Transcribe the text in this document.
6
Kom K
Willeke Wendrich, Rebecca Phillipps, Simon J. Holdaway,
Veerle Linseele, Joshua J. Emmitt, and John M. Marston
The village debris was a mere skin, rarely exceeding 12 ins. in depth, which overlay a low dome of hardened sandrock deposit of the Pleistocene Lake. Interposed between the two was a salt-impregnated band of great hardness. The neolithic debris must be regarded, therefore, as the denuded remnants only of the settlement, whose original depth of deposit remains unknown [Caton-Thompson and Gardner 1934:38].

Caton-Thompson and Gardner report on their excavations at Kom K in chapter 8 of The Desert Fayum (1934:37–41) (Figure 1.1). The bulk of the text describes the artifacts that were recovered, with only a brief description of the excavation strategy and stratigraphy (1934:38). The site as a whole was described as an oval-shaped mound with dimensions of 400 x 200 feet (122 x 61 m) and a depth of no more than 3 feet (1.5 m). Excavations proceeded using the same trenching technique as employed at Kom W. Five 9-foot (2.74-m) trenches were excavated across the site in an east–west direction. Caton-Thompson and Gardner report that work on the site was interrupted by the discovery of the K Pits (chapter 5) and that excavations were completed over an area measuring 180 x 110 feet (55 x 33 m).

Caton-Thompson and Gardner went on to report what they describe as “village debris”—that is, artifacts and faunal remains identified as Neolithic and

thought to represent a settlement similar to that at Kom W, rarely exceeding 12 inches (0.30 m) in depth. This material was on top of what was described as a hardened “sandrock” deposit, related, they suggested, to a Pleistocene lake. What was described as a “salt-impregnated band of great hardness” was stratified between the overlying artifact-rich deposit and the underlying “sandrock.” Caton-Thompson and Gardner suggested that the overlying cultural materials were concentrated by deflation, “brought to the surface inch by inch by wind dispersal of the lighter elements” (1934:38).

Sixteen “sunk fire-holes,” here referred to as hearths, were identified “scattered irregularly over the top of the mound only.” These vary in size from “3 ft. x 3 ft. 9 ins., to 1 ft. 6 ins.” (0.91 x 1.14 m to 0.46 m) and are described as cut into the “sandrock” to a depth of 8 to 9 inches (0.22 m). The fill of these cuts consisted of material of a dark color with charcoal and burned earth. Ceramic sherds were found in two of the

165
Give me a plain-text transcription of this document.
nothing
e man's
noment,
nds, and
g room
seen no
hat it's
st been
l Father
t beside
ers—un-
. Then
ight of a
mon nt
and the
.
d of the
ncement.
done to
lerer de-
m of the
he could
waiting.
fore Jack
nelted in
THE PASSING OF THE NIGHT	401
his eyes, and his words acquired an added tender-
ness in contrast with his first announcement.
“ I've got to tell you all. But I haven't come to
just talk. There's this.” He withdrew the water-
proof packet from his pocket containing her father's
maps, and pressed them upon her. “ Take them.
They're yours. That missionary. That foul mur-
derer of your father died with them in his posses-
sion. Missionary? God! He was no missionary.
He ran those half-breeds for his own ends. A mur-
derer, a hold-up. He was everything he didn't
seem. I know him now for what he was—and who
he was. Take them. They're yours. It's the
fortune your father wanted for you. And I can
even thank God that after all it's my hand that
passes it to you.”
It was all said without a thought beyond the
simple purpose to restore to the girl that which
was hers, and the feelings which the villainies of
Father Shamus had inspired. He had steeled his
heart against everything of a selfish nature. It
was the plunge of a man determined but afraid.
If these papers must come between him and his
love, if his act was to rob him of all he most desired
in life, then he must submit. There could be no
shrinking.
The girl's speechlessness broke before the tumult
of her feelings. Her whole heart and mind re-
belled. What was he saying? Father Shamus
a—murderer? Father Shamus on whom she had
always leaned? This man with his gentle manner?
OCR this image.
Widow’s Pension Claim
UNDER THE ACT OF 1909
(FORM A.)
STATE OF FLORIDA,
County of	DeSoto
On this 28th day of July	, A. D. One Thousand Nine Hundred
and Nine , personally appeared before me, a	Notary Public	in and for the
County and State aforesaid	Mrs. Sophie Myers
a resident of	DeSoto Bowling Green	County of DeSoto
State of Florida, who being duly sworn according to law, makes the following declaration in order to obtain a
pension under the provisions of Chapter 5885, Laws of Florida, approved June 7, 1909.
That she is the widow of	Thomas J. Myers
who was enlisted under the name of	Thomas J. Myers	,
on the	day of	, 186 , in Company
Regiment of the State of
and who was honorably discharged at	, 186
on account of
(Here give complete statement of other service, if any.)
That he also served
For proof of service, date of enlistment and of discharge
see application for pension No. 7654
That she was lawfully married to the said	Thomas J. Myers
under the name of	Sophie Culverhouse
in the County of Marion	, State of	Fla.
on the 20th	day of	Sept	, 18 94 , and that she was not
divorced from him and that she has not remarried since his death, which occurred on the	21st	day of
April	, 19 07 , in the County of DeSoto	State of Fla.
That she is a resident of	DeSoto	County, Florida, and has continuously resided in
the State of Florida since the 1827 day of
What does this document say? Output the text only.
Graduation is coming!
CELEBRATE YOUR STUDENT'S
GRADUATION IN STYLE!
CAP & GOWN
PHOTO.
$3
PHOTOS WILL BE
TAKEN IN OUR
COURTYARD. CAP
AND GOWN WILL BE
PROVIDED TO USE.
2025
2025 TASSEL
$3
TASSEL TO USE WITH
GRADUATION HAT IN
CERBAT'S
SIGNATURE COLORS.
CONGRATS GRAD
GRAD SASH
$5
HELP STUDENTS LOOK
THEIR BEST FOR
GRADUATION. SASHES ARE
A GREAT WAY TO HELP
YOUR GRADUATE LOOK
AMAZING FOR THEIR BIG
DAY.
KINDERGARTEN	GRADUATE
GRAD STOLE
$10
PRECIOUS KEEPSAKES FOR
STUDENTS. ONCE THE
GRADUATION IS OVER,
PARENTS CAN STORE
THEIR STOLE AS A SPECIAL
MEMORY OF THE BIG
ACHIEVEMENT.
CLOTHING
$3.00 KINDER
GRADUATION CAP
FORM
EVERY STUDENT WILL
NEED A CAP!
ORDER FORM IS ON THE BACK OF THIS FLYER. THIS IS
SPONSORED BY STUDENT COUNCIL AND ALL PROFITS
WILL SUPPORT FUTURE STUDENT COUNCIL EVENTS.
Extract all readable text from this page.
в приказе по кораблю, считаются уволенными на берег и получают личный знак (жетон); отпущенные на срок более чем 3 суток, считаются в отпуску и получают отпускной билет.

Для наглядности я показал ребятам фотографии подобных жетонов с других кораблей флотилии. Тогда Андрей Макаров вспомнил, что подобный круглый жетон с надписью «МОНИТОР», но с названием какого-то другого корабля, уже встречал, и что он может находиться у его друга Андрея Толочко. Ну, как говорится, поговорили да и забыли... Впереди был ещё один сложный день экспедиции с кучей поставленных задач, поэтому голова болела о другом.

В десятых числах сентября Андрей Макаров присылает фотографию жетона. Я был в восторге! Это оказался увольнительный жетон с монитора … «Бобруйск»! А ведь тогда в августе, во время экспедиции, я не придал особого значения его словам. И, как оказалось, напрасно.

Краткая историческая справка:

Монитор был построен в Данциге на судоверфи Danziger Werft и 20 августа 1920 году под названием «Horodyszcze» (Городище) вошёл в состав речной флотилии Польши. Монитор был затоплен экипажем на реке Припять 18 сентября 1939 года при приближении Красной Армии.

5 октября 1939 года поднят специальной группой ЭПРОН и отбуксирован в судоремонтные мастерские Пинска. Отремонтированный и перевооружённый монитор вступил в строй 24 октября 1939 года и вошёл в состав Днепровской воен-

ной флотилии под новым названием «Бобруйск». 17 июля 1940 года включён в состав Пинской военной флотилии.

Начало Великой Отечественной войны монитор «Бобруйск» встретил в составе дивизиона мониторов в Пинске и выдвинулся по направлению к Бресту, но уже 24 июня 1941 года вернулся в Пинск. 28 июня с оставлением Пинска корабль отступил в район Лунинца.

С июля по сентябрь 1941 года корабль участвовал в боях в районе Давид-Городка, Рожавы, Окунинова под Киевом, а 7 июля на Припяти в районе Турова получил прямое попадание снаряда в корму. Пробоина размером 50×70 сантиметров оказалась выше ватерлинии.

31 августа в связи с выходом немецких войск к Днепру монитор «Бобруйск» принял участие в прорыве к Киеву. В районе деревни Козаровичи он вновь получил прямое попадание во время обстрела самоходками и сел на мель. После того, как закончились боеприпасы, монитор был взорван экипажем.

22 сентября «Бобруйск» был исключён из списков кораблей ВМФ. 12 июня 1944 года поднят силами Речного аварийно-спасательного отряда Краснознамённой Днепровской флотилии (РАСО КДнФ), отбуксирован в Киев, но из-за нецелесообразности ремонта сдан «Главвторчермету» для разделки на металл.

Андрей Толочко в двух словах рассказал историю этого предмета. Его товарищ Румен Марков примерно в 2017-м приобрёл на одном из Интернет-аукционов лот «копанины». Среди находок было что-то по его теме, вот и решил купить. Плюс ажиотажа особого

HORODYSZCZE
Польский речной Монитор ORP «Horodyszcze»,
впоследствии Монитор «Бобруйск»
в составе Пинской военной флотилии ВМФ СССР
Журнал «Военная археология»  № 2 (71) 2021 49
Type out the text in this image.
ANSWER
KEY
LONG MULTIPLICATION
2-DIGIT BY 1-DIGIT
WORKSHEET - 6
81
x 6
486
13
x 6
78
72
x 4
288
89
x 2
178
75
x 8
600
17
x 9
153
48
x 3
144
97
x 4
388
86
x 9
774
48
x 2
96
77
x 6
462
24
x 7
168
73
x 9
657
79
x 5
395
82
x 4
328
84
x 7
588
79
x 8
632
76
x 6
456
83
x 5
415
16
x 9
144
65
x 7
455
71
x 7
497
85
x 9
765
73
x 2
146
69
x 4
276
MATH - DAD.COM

— Short task —
Repeat, with no changes, each line from the one with "Type out the text in this image." to the end of the listing, including both ends and nothing else.

— Final answer —
Type out the text in this image.
ANSWER
KEY
LONG MULTIPLICATION
2-DIGIT BY 1-DIGIT
WORKSHEET - 6
81
x 6
486
13
x 6
78
72
x 4
288
89
x 2
178
75
x 8
600
17
x 9
153
48
x 3
144
97
x 4
388
86
x 9
774
48
x 2
96
77
x 6
462
24
x 7
168
73
x 9
657
79
x 5
395
82
x 4
328
84
x 7
588
79
x 8
632
76
x 6
456
83
x 5
415
16
x 9
144
65
x 7
455
71
x 7
497
85
x 9
765
73
x 2
146
69
x 4
276
MATH - DAD.COM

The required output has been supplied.